- ЗАДАНИЕ
Выпишите из текста о встрече с профессором Морозовым все вопросы, которые он задал рассказчику.

- ИСХОДНЫЙ ТЕКСТ
/---

Четвертая песня позора.

К стыду советской психиатрии, следует отнести применение Аминазина для «лечения» диссидентов. Для этого использовалось его способность вызывать апатоабулический синдром. Суть его проявлений: снизить жизненную активность и вызвать эмоциональное оскудение. Для этого синдрома характерно была потеря интереса к любым занятиям и общению. Появлялось безразличие ко всему, что раннее увлекало. И на смену «Синдрому иномыслия» приходил симптомокомплекс безразличия.

В 1988 году меня, майора медицинской службы, уже назначенного начальником психиатрического отделения, направили на усовершенствование в Всесоюзный научно-исследовательский институт общей и судебной психиатрии им. В.П. Сербского в Москву. Об этом периоде обучения меня как судебно-психиатрического эксперта я расскажу позже.

Там мне удалось встретиться и поговорить, с небезызвестным в психиатрических и диссидентских кругах, директором института доктором медицинских наук профессором Георгием Васильевичем Морозовым. Встреча была случайной. Он поинтересовался: откуда я, какие судебно-психиатрические экспертизы мы проводим на космодроме и по каким делам. Я был молод и не испытывал перехватывающего дыхания пиетета перед разного рода светилами от науки в отличие от сотрудников института его подчиненных, заискивающих перед ним. Мне показалось, что моя манера общения ему понравилось. Он даже поинтересовался: нет ли у меня желания заняться наукой, и какой темой я мог бы быть увлечен.

Помнится, я сымпровизировал и сказал профессору, что меня заинтересовало: имеется ли связь между временем совершения преступления и изменениями состояния подэкспертных с психической патологией в течении суток на материале судебно-психиатрических экспертиз института Сербского. Кажется так я сформулировал суть моего научного интереса, или примерно так. Георгий Васильевич заверил меня, что из этого вполне могла бы получиться кандидатская диссертация. После этих слов, честно признаюсь, директор мне показался очень симпатичным человеком. Вообще разговор носил очень доброжелательный характер, и профессор Морозов мне очень понравился.

\---

- МАТЕРИАЛ ДЛЯ УПРАЖНЕНИЯ
/---

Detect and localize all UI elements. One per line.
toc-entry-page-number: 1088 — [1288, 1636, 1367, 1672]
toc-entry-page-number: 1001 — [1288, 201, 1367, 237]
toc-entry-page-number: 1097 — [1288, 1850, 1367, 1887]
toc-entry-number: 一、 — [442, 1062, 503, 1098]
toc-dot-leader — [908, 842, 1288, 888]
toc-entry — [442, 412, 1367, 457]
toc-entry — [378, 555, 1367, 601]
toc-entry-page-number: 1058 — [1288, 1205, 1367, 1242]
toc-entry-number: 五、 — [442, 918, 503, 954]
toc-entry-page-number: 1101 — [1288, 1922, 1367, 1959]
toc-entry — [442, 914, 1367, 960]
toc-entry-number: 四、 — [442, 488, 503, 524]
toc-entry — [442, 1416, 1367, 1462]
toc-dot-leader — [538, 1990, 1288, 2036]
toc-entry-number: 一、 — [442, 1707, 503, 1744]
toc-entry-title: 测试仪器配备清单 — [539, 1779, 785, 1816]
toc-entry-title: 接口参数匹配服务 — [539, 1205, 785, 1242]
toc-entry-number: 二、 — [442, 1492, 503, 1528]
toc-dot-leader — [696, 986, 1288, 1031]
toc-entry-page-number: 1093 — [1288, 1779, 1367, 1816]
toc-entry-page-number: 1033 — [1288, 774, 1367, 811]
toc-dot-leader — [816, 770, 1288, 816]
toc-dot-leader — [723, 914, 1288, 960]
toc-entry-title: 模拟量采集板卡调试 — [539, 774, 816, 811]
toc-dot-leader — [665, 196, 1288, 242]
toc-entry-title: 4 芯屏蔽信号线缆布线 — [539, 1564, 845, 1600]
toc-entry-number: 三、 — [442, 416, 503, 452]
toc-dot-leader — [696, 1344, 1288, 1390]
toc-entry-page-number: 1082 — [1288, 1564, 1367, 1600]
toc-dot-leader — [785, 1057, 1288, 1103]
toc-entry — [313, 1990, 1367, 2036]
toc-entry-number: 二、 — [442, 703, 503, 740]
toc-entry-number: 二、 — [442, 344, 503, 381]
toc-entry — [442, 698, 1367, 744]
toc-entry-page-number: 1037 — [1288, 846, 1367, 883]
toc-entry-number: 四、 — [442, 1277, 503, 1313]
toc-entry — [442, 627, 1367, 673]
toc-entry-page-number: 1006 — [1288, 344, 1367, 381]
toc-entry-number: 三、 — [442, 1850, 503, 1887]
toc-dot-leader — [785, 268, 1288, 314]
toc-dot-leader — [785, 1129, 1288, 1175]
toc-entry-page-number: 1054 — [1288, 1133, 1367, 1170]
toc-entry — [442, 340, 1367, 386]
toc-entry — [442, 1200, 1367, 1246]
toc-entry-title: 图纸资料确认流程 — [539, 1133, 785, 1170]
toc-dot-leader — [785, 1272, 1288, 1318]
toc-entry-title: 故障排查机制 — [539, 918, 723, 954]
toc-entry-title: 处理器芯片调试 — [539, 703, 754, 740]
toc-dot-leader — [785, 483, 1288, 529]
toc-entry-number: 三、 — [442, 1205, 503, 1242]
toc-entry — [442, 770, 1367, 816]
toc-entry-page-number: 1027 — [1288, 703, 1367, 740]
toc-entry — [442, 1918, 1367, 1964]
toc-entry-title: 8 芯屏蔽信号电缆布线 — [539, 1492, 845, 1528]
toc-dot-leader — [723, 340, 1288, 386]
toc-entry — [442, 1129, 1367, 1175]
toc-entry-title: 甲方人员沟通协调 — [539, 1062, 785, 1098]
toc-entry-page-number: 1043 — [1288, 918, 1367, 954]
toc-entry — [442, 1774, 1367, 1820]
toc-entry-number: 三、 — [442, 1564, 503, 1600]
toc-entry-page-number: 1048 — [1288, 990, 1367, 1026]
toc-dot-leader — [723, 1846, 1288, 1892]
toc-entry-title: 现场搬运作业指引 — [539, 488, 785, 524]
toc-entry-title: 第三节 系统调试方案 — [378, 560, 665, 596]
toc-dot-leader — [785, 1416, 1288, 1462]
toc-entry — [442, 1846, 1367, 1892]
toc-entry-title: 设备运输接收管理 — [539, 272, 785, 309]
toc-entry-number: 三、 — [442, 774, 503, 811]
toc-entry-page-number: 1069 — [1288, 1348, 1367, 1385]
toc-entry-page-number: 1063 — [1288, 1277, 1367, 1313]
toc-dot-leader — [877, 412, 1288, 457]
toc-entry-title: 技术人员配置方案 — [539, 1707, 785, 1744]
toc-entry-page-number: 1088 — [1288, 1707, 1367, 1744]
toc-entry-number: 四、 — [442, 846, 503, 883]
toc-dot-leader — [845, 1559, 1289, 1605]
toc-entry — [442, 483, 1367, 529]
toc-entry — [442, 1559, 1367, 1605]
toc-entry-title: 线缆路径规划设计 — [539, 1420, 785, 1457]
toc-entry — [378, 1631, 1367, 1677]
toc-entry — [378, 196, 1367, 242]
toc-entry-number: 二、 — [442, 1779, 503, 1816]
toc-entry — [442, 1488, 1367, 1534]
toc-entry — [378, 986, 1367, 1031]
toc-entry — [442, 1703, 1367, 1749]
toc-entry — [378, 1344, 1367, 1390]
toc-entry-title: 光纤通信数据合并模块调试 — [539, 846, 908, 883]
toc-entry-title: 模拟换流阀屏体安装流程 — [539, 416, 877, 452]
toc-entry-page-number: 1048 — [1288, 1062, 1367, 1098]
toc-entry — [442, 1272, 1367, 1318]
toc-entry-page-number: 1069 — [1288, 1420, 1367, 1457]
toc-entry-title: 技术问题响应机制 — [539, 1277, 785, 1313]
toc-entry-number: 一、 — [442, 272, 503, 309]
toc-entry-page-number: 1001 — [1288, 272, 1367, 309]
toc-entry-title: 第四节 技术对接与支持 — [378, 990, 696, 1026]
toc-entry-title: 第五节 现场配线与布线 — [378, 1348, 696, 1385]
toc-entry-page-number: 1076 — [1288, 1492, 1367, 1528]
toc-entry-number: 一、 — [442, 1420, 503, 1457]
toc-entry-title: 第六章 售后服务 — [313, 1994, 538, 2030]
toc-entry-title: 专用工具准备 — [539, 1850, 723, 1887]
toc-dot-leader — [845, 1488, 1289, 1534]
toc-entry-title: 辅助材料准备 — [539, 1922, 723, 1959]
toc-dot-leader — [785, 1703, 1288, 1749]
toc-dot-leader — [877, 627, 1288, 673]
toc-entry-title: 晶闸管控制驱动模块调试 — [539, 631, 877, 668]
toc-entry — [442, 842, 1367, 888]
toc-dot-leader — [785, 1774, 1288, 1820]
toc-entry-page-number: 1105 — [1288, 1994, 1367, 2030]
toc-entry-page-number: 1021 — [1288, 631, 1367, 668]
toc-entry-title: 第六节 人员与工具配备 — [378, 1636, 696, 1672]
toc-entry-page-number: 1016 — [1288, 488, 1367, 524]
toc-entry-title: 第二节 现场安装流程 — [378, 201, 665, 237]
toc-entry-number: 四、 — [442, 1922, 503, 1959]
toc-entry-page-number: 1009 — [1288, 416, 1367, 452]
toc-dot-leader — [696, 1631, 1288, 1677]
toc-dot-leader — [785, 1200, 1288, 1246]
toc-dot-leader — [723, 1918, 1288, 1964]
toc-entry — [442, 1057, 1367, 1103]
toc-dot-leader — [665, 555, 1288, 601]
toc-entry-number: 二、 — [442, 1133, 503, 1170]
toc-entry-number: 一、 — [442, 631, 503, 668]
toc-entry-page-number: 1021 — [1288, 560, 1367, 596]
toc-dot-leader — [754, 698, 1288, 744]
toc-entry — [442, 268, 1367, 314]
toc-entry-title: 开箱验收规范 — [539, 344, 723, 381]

\---

- ОТВЕТ
1. Откуда рассказчик.
2. Какие судебно-психиатрические экспертизы проводятся на космодроме.
3. По каким делам проводятся эти экспертизы.
4. Нет ли у рассказчика желания заняться наукой.
5. Какой темой рассказчик мог бы быть увлечен.